* [Given problem]:
Find every line in the records below that contains the word "Persien", and copy each such line.

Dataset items
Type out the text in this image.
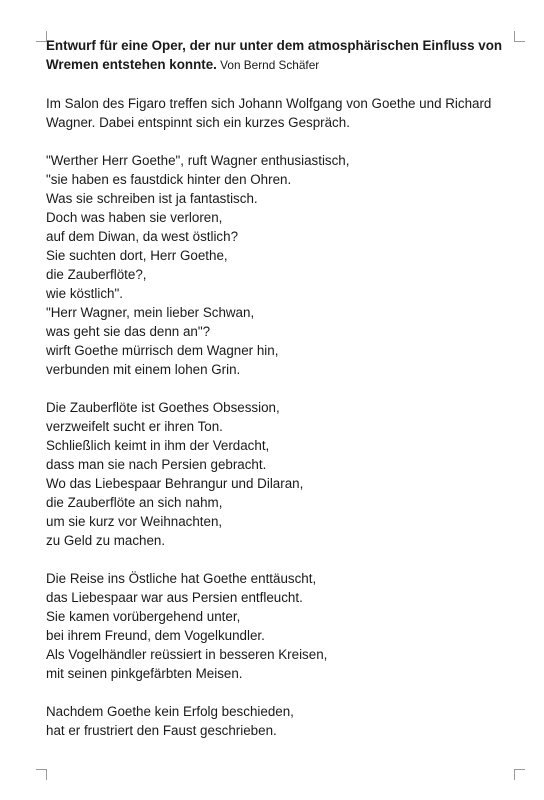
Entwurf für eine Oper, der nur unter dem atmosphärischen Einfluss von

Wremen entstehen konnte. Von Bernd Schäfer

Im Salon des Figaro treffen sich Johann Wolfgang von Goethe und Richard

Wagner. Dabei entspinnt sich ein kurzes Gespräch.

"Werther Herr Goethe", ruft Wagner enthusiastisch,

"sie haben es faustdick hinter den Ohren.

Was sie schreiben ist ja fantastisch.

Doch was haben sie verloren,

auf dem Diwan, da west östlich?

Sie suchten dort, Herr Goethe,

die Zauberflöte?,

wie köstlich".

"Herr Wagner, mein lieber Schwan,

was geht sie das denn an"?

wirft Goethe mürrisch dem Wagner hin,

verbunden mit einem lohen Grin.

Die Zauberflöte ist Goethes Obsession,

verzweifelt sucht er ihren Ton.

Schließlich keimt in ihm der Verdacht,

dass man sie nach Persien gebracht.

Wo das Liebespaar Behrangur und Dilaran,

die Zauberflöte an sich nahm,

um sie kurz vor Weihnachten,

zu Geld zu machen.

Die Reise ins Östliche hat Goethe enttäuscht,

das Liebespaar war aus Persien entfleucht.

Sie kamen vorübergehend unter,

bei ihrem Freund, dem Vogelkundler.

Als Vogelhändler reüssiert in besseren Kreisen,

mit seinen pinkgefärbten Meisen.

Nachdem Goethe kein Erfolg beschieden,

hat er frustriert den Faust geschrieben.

* * *

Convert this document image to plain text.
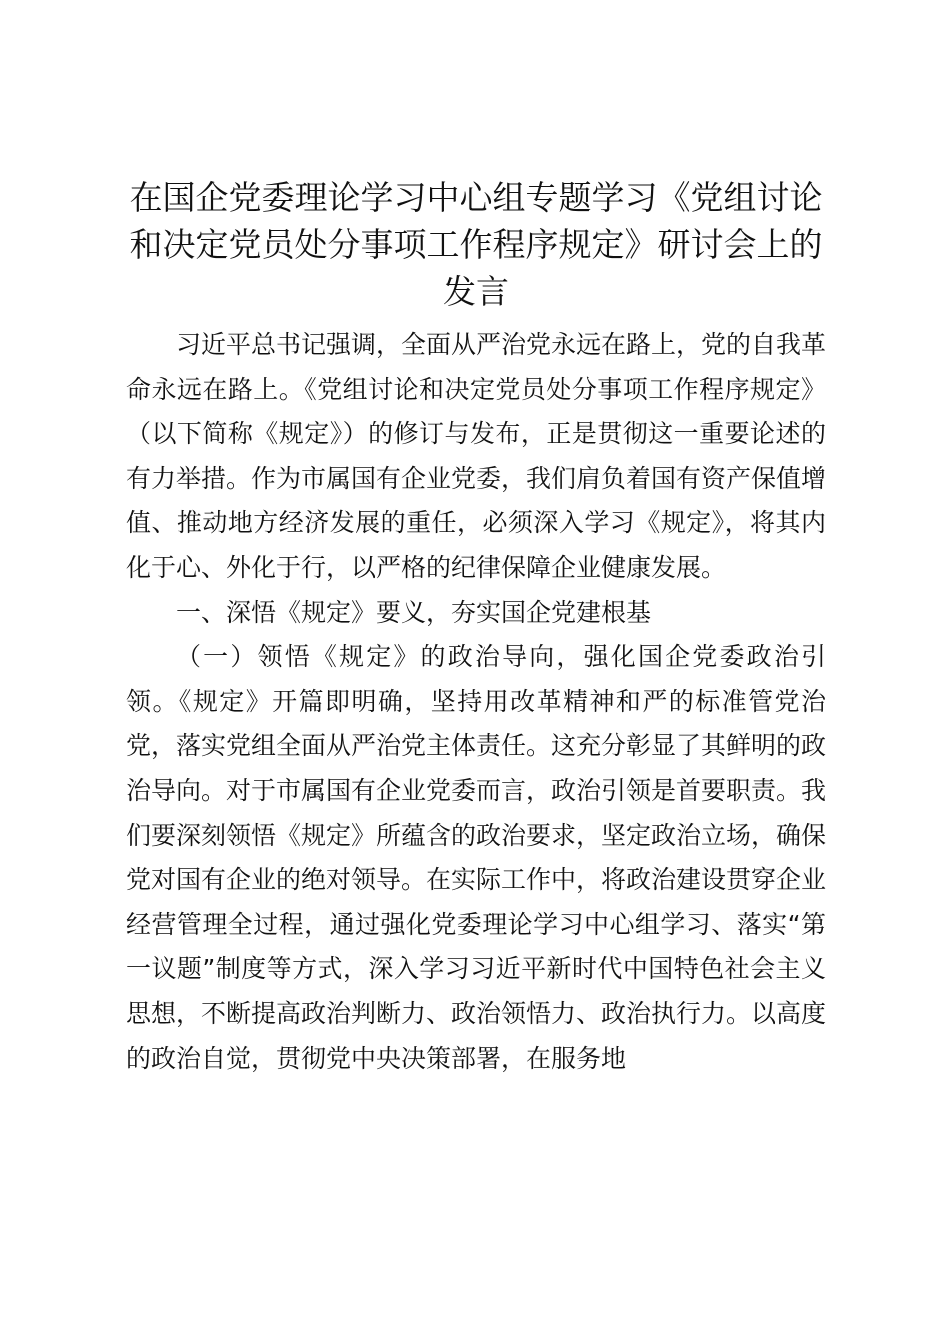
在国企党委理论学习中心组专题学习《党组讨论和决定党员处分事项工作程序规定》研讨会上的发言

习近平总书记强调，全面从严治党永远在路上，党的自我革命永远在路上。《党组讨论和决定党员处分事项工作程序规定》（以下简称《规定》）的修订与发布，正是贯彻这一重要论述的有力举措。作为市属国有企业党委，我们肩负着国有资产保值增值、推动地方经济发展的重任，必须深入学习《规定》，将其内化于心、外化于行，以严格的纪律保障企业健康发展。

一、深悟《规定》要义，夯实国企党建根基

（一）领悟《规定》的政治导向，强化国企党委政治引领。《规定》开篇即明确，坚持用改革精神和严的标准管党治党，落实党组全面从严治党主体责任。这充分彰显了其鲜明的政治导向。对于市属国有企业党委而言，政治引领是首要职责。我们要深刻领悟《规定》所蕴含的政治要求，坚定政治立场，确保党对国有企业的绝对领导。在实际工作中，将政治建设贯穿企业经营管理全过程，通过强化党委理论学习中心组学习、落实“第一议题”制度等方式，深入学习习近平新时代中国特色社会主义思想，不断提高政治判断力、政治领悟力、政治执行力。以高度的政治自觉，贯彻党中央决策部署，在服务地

* [The answer]:
dass man sie nach Persien gebracht.
das Liebespaar war aus Persien entfleucht.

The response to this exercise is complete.